• _Exercise description_:
Render as a numbered list, with blank lines omitted, the rows starting at the line containing "Extract all elements" and ending at the line containing "registration-line-1: nregistré à".

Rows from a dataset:

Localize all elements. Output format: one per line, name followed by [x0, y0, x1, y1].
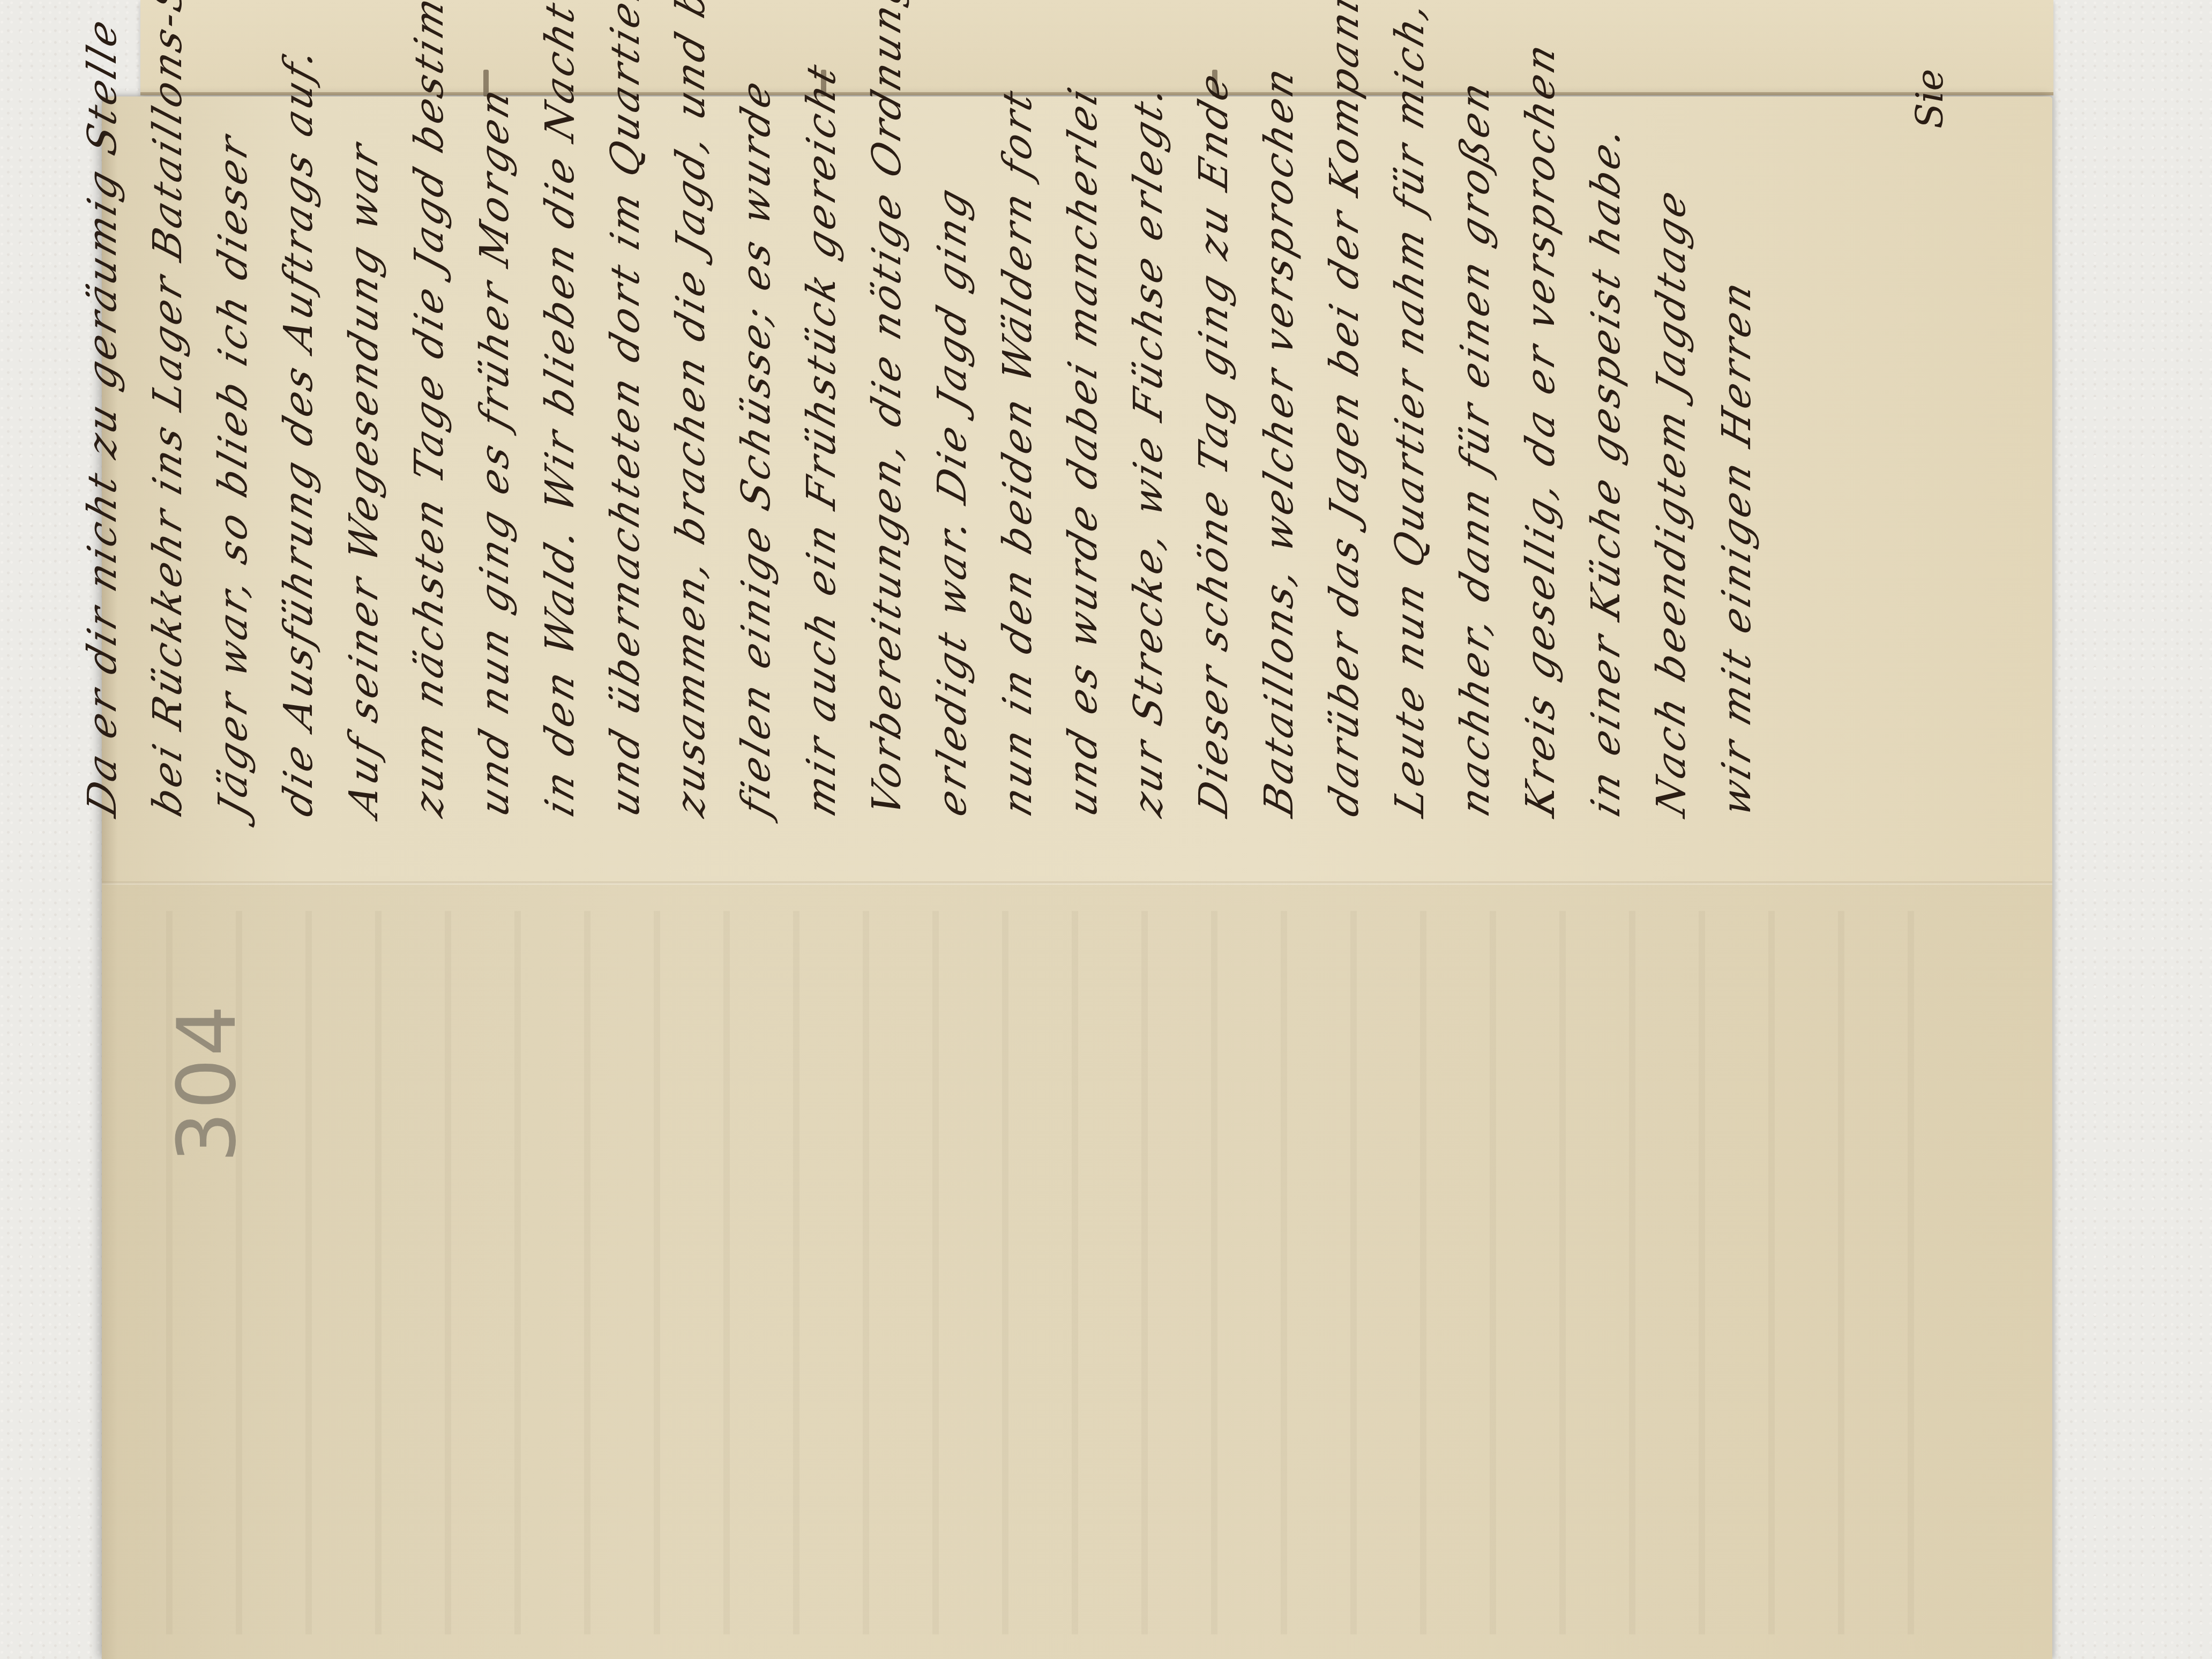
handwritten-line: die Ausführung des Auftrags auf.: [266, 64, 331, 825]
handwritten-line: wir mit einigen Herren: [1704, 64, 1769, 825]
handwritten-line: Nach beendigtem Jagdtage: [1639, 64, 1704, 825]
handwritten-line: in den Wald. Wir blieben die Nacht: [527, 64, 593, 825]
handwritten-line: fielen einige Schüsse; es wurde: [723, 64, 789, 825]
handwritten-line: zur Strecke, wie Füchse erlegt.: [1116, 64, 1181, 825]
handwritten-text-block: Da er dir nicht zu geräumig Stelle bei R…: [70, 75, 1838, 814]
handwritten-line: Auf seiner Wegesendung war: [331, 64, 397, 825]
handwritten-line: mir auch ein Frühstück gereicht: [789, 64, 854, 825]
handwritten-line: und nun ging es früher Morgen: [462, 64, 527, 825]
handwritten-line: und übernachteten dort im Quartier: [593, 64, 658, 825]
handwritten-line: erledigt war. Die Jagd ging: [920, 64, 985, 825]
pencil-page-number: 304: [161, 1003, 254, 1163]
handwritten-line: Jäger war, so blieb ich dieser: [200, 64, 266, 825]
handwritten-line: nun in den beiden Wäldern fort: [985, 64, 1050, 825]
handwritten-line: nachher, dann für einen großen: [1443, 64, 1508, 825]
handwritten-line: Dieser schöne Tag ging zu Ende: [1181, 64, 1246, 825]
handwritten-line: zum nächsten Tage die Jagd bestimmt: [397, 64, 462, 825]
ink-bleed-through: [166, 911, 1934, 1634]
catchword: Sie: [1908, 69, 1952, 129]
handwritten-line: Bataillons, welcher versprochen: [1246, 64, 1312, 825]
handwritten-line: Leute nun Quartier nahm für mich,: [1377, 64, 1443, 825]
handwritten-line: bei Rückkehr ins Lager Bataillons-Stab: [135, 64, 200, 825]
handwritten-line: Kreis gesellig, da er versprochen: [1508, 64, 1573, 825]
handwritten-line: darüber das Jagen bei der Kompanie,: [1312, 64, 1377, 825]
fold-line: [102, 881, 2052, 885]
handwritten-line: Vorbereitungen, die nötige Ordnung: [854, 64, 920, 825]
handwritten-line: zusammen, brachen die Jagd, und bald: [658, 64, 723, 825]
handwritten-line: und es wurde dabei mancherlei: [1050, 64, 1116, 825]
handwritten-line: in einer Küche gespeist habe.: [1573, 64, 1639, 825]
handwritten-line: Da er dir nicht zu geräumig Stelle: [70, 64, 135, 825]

---

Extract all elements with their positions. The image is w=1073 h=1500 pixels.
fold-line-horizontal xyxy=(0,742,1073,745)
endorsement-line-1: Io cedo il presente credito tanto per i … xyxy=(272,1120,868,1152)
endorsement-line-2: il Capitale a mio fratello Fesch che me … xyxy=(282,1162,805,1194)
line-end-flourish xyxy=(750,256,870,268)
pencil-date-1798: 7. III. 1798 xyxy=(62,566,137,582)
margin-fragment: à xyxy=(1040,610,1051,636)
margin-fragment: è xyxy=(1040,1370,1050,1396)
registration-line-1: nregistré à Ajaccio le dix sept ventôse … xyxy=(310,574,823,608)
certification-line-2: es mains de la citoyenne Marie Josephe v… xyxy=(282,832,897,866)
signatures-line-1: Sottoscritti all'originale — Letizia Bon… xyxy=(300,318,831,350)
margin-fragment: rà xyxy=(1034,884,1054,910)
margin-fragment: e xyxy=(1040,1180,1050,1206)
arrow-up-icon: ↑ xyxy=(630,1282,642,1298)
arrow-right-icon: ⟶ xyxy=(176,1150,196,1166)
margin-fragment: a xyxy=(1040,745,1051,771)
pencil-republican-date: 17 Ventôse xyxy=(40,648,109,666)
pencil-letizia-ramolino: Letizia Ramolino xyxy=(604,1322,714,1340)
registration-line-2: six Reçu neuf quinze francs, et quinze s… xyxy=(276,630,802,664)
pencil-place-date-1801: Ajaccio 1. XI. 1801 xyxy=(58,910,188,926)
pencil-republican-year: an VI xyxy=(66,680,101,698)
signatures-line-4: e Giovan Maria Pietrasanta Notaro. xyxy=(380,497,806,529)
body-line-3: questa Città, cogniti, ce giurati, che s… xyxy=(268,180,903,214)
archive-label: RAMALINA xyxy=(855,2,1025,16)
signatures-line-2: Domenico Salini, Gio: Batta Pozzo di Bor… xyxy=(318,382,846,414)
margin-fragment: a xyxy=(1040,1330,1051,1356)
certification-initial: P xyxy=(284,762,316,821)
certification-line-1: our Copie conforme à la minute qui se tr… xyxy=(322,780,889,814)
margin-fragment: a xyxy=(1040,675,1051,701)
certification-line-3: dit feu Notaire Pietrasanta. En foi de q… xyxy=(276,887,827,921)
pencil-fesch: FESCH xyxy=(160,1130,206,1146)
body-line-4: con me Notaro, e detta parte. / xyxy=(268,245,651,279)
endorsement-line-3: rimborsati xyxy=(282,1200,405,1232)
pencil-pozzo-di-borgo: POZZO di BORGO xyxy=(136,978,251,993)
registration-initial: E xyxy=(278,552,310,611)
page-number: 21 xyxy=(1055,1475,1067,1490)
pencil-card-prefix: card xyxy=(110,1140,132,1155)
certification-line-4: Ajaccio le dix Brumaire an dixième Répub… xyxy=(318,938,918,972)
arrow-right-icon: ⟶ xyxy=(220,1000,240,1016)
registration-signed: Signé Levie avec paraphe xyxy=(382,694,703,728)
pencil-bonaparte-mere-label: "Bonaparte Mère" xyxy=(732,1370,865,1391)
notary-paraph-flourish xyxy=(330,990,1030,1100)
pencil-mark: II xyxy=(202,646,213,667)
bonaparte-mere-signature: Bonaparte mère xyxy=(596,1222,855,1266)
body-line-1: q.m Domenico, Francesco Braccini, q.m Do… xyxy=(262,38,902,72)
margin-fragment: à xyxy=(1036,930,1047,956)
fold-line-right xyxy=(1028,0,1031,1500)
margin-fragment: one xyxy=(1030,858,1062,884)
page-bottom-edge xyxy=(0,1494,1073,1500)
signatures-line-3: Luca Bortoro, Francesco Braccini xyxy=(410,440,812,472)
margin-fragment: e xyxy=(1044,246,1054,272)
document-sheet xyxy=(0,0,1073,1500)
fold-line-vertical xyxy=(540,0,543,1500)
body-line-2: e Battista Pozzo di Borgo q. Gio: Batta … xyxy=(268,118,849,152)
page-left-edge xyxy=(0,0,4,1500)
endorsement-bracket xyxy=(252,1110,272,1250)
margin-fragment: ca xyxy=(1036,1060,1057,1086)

• _Exercise solution_:
1. Extract all elements with their positions. The image is w=1073 h=1500 pixels.
2. fold-line-horizontal xyxy=(0,742,1073,745)
3. endorsement-line-1: Io cedo il presente credito tanto per i … xyxy=(272,1120,868,1152)
4. endorsement-line-2: il Capitale a mio fratello Fesch che me … xyxy=(282,1162,805,1194)
5. line-end-flourish xyxy=(750,256,870,268)
6. pencil-date-1798: 7. III. 1798 xyxy=(62,566,137,582)
7. margin-fragment: à xyxy=(1040,610,1051,636)
8. margin-fragment: è xyxy=(1040,1370,1050,1396)
9. registration-line-1: nregistré à Ajaccio le dix sept ventôse … xyxy=(310,574,823,608)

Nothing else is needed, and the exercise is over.